* BEGIN *
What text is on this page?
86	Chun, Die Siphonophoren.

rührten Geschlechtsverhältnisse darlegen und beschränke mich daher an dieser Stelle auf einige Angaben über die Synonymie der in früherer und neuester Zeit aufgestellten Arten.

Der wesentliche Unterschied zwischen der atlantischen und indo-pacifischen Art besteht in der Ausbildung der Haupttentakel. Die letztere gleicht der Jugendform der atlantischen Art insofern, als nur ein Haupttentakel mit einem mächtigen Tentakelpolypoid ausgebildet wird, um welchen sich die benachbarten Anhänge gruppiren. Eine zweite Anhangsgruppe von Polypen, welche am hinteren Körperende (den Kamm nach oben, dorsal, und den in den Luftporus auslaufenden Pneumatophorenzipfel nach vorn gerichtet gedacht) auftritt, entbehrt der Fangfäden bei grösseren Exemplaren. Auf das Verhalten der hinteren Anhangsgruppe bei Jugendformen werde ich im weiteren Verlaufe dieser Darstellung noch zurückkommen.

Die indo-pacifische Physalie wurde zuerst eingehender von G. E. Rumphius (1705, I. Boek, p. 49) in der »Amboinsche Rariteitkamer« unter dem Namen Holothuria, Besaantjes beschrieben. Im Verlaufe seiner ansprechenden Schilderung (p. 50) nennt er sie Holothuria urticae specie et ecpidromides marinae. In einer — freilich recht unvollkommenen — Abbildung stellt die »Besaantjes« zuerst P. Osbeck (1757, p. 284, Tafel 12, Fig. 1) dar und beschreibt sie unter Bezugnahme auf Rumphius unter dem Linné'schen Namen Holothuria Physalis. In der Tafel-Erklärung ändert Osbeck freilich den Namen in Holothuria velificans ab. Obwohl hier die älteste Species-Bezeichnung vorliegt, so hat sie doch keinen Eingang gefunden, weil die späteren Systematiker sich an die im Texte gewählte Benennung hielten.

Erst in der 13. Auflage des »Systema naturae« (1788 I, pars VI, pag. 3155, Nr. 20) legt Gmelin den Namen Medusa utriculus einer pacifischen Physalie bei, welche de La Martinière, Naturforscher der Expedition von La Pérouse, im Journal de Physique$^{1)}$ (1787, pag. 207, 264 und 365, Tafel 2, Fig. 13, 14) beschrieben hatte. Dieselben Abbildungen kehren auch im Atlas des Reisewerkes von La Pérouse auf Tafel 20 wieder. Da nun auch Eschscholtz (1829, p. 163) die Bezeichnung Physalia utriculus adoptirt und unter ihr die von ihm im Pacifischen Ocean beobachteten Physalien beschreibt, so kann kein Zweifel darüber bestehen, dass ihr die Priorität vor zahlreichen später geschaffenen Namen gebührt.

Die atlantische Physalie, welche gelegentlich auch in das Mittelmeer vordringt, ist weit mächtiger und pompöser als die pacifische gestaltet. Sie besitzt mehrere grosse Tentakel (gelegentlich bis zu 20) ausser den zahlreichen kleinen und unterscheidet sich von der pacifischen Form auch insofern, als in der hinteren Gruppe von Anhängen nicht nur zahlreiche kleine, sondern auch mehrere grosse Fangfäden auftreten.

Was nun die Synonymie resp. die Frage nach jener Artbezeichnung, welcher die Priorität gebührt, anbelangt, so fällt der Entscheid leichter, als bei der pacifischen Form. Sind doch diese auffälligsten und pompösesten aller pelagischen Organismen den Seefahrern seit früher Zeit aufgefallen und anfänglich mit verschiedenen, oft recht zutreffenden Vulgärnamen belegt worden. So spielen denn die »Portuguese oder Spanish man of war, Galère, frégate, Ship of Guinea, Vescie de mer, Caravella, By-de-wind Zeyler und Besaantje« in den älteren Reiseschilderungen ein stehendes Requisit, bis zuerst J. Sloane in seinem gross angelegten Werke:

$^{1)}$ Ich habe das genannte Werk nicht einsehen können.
* END *
* REQUIREMENTS *
Type the whole listing again, unaltered.

* COMPLETED TASK *
What text is on this page?
86	Chun, Die Siphonophoren.

rührten Geschlechtsverhältnisse darlegen und beschränke mich daher an dieser Stelle auf einige Angaben über die Synonymie der in früherer und neuester Zeit aufgestellten Arten.

Der wesentliche Unterschied zwischen der atlantischen und indo-pacifischen Art besteht in der Ausbildung der Haupttentakel. Die letztere gleicht der Jugendform der atlantischen Art insofern, als nur ein Haupttentakel mit einem mächtigen Tentakelpolypoid ausgebildet wird, um welchen sich die benachbarten Anhänge gruppiren. Eine zweite Anhangsgruppe von Polypen, welche am hinteren Körperende (den Kamm nach oben, dorsal, und den in den Luftporus auslaufenden Pneumatophorenzipfel nach vorn gerichtet gedacht) auftritt, entbehrt der Fangfäden bei grösseren Exemplaren. Auf das Verhalten der hinteren Anhangsgruppe bei Jugendformen werde ich im weiteren Verlaufe dieser Darstellung noch zurückkommen.

Die indo-pacifische Physalie wurde zuerst eingehender von G. E. Rumphius (1705, I. Boek, p. 49) in der »Amboinsche Rariteitkamer« unter dem Namen Holothuria, Besaantjes beschrieben. Im Verlaufe seiner ansprechenden Schilderung (p. 50) nennt er sie Holothuria urticae specie et ecpidromides marinae. In einer — freilich recht unvollkommenen — Abbildung stellt die »Besaantjes« zuerst P. Osbeck (1757, p. 284, Tafel 12, Fig. 1) dar und beschreibt sie unter Bezugnahme auf Rumphius unter dem Linné'schen Namen Holothuria Physalis. In der Tafel-Erklärung ändert Osbeck freilich den Namen in Holothuria velificans ab. Obwohl hier die älteste Species-Bezeichnung vorliegt, so hat sie doch keinen Eingang gefunden, weil die späteren Systematiker sich an die im Texte gewählte Benennung hielten.

Erst in der 13. Auflage des »Systema naturae« (1788 I, pars VI, pag. 3155, Nr. 20) legt Gmelin den Namen Medusa utriculus einer pacifischen Physalie bei, welche de La Martinière, Naturforscher der Expedition von La Pérouse, im Journal de Physique$^{1)}$ (1787, pag. 207, 264 und 365, Tafel 2, Fig. 13, 14) beschrieben hatte. Dieselben Abbildungen kehren auch im Atlas des Reisewerkes von La Pérouse auf Tafel 20 wieder. Da nun auch Eschscholtz (1829, p. 163) die Bezeichnung Physalia utriculus adoptirt und unter ihr die von ihm im Pacifischen Ocean beobachteten Physalien beschreibt, so kann kein Zweifel darüber bestehen, dass ihr die Priorität vor zahlreichen später geschaffenen Namen gebührt.

Die atlantische Physalie, welche gelegentlich auch in das Mittelmeer vordringt, ist weit mächtiger und pompöser als die pacifische gestaltet. Sie besitzt mehrere grosse Tentakel (gelegentlich bis zu 20) ausser den zahlreichen kleinen und unterscheidet sich von der pacifischen Form auch insofern, als in der hinteren Gruppe von Anhängen nicht nur zahlreiche kleine, sondern auch mehrere grosse Fangfäden auftreten.

Was nun die Synonymie resp. die Frage nach jener Artbezeichnung, welcher die Priorität gebührt, anbelangt, so fällt der Entscheid leichter, als bei der pacifischen Form. Sind doch diese auffälligsten und pompösesten aller pelagischen Organismen den Seefahrern seit früher Zeit aufgefallen und anfänglich mit verschiedenen, oft recht zutreffenden Vulgärnamen belegt worden. So spielen denn die »Portuguese oder Spanish man of war, Galère, frégate, Ship of Guinea, Vescie de mer, Caravella, By-de-wind Zeyler und Besaantje« in den älteren Reiseschilderungen ein stehendes Requisit, bis zuerst J. Sloane in seinem gross angelegten Werke:

$^{1)}$ Ich habe das genannte Werk nicht einsehen können.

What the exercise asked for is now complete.